▶ Given entries
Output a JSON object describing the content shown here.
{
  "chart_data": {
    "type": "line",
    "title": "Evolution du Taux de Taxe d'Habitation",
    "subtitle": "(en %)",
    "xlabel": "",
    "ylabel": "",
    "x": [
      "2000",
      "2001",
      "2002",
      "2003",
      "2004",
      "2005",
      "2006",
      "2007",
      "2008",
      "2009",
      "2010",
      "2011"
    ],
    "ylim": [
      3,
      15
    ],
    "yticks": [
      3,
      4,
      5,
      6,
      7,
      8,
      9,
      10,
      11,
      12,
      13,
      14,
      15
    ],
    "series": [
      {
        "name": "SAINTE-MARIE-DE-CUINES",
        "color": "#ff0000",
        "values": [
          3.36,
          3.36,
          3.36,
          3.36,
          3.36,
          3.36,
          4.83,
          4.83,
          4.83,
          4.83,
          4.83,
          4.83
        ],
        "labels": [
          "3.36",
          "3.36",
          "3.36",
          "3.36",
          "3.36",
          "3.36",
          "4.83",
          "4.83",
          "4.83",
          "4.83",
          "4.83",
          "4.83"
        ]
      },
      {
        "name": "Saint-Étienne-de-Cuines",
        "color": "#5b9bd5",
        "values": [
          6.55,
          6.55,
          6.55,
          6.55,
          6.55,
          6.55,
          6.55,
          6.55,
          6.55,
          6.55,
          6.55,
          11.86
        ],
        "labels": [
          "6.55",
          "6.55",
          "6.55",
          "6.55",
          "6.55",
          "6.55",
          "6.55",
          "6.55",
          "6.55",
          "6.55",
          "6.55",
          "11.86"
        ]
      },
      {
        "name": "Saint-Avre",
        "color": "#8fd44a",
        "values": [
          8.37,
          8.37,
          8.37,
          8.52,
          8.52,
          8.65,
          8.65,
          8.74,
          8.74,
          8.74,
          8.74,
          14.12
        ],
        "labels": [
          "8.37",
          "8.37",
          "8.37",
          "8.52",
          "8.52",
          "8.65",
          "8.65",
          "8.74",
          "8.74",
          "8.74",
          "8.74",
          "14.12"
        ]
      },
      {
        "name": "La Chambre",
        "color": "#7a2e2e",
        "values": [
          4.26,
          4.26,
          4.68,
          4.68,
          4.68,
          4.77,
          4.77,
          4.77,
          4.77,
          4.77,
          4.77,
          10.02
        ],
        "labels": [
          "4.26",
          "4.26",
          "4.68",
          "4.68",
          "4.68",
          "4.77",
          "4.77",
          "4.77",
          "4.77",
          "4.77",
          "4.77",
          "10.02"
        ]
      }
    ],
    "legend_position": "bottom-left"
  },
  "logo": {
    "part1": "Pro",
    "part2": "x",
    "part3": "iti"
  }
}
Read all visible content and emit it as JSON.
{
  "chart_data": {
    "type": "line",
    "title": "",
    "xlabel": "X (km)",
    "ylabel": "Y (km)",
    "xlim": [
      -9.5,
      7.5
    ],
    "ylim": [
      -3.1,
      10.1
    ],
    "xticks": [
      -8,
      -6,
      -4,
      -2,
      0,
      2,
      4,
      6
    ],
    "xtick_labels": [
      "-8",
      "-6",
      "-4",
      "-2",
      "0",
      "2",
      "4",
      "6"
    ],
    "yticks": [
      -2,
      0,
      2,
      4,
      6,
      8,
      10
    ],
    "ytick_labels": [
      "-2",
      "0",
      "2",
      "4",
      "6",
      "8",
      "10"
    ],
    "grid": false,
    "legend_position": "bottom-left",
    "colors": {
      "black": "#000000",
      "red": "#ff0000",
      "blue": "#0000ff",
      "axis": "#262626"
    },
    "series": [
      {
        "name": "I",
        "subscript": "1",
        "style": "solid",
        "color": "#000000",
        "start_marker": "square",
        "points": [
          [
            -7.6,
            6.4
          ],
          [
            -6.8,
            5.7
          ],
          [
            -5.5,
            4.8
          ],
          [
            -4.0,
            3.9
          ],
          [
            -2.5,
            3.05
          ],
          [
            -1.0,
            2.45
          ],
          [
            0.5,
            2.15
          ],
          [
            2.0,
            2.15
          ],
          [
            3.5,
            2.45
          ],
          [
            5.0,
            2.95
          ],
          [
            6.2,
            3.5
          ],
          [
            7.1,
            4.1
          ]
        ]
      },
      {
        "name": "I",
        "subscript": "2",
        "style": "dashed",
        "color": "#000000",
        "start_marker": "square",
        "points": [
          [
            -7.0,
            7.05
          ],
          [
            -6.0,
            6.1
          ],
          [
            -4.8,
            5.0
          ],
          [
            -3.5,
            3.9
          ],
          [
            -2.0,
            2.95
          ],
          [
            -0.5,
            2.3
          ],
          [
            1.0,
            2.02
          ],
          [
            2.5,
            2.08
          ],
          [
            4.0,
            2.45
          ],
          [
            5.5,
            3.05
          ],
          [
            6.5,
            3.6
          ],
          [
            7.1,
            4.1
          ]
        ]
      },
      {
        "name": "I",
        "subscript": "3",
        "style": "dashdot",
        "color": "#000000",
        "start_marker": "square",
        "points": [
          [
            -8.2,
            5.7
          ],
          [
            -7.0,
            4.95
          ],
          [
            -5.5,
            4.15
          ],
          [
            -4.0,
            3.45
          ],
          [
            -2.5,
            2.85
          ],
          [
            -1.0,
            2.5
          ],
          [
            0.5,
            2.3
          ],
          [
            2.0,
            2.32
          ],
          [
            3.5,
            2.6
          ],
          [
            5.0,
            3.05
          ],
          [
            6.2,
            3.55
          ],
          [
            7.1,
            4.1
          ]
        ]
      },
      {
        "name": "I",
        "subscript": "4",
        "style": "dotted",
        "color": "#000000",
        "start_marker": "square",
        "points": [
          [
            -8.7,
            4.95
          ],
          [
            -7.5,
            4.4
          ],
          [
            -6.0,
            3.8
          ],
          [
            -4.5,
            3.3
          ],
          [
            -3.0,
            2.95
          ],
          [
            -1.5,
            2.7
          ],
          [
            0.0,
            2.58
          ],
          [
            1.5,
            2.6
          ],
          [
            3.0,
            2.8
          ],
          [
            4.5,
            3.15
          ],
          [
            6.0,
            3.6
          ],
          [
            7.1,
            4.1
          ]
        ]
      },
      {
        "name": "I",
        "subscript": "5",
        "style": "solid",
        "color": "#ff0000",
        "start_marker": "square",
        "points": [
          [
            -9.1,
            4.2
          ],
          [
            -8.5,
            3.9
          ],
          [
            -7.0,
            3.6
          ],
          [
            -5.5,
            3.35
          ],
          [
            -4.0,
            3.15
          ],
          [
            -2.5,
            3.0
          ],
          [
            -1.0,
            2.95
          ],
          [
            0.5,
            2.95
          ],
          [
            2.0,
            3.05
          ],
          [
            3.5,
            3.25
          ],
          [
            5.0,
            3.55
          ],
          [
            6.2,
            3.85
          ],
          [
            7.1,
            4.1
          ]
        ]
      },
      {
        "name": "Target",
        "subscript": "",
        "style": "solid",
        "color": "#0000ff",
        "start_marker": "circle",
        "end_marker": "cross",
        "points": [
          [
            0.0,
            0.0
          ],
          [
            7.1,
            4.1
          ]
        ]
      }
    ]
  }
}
...
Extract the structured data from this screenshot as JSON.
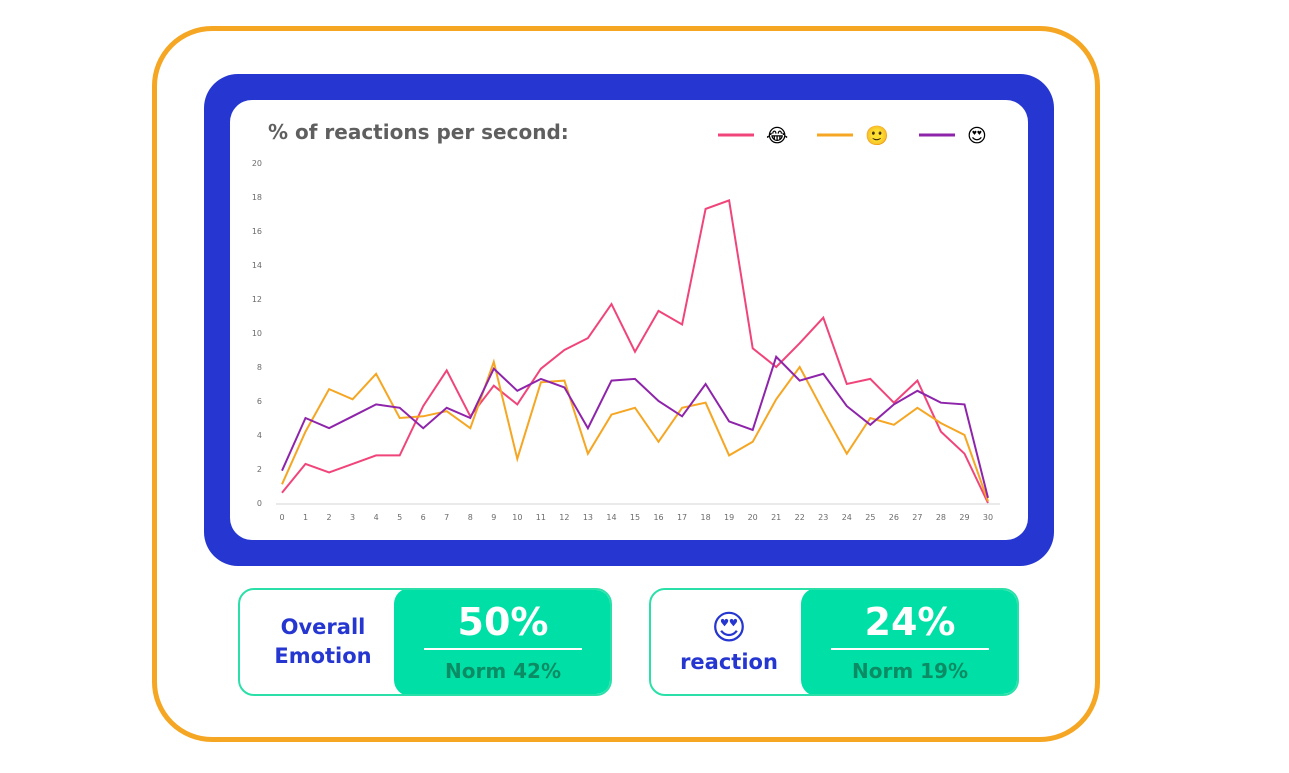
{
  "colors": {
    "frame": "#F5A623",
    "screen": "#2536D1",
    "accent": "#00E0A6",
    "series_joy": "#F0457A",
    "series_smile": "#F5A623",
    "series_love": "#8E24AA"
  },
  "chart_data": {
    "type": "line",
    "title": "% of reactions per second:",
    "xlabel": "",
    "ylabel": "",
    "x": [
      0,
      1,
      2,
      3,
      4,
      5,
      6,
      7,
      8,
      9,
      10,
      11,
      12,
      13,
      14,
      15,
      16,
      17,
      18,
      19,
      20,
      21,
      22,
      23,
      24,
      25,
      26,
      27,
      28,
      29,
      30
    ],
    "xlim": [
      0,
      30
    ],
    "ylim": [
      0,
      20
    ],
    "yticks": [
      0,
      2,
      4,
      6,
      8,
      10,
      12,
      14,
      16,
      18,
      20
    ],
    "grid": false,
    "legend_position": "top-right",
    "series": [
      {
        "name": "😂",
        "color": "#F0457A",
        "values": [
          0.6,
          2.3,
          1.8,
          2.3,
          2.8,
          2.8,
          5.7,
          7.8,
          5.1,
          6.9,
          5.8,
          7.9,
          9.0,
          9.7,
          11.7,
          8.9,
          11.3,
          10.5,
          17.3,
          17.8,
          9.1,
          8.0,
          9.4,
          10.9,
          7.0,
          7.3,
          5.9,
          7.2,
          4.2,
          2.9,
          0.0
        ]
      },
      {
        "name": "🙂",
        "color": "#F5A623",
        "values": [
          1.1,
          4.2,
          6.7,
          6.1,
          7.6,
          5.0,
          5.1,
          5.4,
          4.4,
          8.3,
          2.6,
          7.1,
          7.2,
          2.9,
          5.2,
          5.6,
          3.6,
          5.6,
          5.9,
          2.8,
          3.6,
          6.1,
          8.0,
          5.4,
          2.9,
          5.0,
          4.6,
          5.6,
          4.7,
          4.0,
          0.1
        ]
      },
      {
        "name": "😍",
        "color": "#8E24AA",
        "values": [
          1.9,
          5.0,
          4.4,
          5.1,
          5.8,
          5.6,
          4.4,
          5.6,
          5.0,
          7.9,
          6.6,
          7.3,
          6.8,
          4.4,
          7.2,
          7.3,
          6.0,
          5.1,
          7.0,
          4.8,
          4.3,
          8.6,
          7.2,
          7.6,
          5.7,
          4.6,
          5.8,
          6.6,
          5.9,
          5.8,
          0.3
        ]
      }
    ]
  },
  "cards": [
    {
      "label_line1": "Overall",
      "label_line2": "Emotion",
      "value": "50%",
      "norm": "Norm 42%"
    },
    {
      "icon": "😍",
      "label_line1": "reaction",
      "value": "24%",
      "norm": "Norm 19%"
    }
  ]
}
==
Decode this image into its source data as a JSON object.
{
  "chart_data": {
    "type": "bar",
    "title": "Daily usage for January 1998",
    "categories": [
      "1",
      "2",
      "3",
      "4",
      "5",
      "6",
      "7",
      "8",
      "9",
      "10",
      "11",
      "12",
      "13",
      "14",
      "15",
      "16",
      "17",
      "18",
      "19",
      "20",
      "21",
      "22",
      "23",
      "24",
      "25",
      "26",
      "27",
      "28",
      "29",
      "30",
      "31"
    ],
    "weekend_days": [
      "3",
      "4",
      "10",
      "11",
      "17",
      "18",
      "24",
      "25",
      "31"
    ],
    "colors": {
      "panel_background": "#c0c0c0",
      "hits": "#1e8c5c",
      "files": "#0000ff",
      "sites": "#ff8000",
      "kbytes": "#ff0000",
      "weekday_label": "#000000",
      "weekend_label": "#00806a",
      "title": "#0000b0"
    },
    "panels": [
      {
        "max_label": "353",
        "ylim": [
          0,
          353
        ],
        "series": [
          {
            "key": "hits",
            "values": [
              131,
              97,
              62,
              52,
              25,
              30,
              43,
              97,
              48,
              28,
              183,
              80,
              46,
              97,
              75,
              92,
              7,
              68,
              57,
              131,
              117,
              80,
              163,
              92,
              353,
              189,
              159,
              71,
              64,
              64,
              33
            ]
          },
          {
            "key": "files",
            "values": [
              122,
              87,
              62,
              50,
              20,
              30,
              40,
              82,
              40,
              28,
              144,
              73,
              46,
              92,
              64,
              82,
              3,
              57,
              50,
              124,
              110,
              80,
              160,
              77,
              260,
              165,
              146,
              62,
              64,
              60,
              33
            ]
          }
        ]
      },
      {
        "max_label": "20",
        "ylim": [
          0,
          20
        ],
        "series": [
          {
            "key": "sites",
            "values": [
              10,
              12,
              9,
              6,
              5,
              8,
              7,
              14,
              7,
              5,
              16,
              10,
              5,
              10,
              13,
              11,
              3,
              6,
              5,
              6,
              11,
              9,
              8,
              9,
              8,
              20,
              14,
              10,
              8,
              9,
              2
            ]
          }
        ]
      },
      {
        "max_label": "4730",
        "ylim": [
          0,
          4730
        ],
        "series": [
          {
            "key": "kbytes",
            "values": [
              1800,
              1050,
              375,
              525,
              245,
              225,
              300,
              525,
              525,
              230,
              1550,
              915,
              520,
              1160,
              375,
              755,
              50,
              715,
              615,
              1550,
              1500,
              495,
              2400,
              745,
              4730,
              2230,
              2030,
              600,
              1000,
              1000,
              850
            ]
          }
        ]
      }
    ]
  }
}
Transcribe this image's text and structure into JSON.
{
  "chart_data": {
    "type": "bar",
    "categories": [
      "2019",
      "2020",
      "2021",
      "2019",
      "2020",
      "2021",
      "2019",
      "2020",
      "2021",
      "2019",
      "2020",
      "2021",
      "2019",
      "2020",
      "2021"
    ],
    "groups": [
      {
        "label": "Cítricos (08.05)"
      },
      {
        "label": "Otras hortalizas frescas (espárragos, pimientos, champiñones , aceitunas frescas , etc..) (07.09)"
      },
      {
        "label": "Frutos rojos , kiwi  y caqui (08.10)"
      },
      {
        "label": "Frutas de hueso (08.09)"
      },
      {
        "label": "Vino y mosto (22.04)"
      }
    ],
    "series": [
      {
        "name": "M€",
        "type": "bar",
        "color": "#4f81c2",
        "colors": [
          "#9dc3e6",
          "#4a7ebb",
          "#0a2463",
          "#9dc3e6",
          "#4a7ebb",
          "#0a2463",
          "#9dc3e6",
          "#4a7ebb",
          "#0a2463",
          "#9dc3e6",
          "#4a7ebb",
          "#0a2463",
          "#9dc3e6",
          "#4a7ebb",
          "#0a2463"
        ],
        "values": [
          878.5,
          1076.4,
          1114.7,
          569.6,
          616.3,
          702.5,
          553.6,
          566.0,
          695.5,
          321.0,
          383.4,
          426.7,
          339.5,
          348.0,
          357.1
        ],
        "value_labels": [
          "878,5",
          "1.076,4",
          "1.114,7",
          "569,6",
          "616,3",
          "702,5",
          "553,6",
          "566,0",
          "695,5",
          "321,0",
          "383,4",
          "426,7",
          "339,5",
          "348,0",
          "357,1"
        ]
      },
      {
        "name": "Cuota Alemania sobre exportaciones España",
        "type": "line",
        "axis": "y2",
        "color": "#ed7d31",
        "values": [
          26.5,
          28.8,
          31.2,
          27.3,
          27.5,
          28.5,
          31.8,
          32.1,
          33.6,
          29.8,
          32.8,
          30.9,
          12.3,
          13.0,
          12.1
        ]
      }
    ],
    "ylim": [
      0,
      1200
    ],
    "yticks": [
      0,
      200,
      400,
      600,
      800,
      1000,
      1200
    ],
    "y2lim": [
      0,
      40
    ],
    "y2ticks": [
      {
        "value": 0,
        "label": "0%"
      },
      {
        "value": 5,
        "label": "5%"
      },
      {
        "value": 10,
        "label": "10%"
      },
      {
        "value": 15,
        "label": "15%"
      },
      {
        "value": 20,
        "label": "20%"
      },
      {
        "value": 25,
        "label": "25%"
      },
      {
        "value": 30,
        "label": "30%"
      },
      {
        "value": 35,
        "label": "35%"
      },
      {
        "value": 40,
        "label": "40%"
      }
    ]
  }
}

▶ What is being asked
State how many lines of the listing above include the word "into". Give nothing but the number.

▶ Task answer
2